::: Extracted records :::
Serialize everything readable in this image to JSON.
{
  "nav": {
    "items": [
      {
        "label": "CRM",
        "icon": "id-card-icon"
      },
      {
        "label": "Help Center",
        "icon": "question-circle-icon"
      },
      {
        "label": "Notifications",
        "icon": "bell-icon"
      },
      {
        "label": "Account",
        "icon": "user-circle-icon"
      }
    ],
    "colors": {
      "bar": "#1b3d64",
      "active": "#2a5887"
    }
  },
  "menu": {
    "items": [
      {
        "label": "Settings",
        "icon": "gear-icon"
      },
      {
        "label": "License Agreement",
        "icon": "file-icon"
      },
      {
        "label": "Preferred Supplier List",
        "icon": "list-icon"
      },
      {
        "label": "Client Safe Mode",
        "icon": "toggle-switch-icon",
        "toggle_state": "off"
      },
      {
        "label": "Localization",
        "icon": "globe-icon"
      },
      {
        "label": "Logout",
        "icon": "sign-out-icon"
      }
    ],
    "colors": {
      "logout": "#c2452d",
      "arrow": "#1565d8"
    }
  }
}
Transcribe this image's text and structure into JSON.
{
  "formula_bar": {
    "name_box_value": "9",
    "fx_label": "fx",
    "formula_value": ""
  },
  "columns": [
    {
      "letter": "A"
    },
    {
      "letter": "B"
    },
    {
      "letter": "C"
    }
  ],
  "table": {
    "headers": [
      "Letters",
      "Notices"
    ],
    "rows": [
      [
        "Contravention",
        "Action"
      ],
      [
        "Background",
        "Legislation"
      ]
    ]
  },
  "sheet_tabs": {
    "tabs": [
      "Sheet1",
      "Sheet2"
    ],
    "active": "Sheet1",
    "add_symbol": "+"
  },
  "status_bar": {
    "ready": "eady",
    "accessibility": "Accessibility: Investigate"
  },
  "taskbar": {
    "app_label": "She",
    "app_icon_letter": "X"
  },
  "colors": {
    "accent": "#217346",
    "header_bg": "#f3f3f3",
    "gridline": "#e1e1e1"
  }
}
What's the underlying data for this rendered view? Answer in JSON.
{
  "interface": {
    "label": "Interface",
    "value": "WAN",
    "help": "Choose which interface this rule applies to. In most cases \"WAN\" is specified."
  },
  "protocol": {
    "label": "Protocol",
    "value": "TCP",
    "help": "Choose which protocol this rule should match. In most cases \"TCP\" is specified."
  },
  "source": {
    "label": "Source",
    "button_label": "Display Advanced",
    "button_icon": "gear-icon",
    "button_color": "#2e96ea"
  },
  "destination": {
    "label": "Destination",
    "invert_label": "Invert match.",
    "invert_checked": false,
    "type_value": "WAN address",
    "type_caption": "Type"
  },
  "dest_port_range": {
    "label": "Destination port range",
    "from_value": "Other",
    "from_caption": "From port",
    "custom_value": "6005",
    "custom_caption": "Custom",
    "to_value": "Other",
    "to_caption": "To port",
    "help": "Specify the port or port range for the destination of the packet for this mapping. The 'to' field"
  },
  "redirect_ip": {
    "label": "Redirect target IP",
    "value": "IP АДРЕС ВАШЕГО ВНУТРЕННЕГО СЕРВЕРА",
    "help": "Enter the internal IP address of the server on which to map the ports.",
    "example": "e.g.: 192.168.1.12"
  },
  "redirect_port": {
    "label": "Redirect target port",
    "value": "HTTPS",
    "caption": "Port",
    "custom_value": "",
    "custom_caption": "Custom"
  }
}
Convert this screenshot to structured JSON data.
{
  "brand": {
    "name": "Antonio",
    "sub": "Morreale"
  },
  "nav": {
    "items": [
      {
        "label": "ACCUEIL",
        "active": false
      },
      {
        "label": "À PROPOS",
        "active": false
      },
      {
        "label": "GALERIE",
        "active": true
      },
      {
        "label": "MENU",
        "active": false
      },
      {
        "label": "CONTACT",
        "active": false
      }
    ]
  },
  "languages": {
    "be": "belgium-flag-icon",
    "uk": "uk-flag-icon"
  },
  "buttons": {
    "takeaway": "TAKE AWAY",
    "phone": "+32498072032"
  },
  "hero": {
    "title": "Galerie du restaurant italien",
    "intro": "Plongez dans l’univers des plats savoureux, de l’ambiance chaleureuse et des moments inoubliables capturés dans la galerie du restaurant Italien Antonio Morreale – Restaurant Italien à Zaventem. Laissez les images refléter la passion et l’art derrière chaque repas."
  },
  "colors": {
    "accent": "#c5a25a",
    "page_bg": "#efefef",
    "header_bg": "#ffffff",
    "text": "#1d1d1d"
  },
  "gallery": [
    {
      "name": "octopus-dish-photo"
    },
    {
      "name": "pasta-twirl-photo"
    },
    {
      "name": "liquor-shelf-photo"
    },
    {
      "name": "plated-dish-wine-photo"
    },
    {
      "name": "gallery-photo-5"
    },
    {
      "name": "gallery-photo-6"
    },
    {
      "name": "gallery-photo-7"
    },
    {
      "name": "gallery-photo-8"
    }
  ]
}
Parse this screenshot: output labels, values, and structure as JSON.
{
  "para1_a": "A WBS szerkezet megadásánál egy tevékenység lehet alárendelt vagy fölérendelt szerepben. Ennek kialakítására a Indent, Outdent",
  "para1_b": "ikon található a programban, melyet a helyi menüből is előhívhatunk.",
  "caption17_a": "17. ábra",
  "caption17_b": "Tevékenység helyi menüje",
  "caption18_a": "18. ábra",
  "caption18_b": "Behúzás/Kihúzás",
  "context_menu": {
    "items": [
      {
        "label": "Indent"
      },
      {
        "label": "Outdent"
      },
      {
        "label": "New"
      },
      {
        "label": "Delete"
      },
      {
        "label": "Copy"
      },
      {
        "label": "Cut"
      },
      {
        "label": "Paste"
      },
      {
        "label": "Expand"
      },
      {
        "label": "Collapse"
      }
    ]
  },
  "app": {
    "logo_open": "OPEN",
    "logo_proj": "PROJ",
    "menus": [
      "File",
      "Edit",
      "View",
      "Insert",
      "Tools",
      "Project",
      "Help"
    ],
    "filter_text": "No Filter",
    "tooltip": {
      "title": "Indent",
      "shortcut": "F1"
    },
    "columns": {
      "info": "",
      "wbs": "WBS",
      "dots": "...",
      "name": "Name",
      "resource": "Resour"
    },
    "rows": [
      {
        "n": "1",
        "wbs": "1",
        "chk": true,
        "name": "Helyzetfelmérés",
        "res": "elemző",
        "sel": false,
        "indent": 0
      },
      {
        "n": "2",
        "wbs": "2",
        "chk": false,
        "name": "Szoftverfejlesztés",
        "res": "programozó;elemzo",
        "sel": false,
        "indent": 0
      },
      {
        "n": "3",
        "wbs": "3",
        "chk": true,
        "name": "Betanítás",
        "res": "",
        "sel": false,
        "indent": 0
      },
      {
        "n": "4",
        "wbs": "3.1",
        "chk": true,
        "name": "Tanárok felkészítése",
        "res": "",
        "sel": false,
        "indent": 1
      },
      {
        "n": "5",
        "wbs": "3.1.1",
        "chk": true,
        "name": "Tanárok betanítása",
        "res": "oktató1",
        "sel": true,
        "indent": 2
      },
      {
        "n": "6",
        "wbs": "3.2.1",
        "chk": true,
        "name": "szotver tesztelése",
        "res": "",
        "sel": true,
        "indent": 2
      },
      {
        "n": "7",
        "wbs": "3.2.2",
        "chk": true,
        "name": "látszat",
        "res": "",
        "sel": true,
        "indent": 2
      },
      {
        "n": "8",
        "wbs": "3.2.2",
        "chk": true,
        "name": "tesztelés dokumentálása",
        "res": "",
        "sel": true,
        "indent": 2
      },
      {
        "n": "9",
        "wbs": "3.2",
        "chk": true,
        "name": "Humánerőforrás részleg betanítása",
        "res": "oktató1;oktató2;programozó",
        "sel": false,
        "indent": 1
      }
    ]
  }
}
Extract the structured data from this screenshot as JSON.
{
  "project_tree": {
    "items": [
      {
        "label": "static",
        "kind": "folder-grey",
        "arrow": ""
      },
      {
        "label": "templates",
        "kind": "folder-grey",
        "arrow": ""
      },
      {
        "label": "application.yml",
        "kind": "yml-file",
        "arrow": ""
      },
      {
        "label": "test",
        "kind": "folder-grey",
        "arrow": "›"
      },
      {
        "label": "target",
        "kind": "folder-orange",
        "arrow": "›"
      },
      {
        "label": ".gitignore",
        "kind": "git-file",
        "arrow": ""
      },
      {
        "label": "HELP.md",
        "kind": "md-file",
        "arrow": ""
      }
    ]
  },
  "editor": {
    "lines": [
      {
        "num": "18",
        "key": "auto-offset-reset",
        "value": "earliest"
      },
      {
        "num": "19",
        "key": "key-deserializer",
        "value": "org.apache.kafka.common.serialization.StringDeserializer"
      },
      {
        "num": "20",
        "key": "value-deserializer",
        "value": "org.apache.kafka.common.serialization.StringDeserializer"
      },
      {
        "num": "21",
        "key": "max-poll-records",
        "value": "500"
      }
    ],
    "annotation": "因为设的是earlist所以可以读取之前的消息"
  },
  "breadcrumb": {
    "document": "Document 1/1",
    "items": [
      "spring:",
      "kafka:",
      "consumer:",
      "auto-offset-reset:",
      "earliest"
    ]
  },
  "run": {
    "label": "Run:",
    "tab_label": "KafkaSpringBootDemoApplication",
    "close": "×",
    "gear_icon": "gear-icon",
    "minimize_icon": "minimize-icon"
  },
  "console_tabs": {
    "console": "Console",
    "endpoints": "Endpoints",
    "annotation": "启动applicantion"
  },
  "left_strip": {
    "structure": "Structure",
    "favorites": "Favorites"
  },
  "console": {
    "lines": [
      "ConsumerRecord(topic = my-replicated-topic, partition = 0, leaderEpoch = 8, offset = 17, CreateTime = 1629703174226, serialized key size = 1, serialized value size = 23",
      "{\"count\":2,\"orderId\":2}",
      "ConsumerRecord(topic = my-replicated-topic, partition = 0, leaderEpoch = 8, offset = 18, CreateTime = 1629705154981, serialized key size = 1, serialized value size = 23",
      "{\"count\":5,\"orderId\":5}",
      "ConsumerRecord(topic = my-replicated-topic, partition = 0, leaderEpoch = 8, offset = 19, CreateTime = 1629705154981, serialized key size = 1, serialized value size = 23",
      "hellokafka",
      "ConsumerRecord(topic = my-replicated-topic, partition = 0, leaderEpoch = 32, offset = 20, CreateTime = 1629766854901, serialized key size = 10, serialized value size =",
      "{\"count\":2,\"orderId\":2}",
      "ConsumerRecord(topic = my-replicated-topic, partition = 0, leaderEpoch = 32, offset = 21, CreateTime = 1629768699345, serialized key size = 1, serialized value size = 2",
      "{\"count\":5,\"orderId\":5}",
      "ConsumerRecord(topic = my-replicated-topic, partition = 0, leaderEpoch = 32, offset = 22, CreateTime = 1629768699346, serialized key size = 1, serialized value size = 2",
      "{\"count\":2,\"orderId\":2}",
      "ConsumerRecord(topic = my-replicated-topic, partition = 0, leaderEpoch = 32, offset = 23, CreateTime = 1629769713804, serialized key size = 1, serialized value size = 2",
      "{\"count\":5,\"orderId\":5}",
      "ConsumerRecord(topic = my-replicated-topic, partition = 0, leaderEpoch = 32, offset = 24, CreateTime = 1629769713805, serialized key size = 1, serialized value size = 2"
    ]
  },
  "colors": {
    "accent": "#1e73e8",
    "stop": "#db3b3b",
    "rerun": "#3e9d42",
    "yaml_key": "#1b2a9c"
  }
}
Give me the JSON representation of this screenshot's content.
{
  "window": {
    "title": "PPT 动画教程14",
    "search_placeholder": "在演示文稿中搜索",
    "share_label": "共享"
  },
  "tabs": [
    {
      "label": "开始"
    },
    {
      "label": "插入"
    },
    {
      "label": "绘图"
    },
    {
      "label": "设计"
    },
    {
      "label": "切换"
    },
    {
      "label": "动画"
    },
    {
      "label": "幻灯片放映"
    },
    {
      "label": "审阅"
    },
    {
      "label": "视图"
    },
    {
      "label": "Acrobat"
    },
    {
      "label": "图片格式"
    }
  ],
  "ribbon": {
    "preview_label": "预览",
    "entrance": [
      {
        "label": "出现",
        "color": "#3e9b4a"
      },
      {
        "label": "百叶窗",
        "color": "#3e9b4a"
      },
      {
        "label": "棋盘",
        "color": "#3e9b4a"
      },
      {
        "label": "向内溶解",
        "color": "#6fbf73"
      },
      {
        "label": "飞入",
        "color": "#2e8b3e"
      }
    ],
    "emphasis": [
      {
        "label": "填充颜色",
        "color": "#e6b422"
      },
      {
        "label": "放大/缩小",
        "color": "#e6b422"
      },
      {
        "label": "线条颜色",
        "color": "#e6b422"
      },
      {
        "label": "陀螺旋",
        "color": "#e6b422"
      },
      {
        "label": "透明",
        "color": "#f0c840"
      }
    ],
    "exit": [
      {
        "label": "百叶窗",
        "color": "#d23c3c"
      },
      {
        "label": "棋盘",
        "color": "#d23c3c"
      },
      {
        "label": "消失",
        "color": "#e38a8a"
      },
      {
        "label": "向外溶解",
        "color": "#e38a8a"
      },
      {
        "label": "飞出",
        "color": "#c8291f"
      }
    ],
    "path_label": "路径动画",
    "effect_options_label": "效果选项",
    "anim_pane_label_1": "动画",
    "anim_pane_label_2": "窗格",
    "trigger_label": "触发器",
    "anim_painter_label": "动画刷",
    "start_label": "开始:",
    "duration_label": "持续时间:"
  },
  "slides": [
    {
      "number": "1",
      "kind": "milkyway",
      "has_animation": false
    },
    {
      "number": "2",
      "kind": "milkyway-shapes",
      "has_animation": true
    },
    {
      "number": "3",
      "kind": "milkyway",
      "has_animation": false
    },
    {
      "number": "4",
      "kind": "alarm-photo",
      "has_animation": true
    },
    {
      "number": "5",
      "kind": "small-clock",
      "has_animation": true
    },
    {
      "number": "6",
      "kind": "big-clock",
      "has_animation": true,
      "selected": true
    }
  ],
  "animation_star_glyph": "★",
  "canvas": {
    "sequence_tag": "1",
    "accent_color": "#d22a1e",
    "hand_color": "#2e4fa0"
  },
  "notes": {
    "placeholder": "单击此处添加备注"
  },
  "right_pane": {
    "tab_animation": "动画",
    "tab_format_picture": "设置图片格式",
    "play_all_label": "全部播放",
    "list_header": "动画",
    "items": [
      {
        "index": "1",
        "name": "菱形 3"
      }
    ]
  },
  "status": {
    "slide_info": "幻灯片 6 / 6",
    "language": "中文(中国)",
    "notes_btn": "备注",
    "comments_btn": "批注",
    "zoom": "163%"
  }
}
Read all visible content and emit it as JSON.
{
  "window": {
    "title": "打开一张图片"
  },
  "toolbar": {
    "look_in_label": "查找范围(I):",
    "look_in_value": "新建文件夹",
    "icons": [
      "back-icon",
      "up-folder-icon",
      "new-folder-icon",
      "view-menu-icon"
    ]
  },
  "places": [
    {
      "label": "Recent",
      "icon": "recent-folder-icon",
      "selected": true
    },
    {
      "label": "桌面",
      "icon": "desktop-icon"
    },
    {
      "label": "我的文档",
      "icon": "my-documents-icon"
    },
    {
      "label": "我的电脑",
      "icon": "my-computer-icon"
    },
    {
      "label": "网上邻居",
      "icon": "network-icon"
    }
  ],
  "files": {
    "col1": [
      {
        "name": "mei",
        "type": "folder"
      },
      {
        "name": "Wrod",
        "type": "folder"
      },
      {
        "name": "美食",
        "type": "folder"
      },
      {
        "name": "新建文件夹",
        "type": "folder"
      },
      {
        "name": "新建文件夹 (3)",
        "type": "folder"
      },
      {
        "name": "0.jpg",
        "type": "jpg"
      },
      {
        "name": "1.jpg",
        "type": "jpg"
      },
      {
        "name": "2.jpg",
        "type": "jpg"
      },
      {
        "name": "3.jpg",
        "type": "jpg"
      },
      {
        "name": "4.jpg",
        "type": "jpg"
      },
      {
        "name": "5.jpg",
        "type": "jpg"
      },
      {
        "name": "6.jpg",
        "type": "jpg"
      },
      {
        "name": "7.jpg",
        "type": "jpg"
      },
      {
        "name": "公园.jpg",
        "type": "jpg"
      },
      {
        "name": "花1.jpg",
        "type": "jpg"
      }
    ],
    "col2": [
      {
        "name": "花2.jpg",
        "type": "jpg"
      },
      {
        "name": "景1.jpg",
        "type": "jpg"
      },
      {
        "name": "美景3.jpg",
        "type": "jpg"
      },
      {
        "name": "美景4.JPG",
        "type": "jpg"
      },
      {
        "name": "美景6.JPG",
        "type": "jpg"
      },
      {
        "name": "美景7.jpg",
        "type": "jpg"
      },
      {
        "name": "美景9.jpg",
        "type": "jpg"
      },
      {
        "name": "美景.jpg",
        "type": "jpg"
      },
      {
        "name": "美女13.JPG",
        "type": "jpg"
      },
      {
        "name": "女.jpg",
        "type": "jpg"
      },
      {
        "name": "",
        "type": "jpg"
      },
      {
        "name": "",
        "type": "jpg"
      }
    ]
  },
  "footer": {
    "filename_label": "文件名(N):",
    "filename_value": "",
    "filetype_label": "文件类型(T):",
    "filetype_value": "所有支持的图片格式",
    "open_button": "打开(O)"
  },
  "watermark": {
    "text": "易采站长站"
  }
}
:::
Using the records given above, list every line that includes the word "specified".

Written solution:
    "help": "Choose which interface this rule applies to. In most cases \"WAN\" is specified."
    "help": "Choose which protocol this rule should match. In most cases \"TCP\" is specified."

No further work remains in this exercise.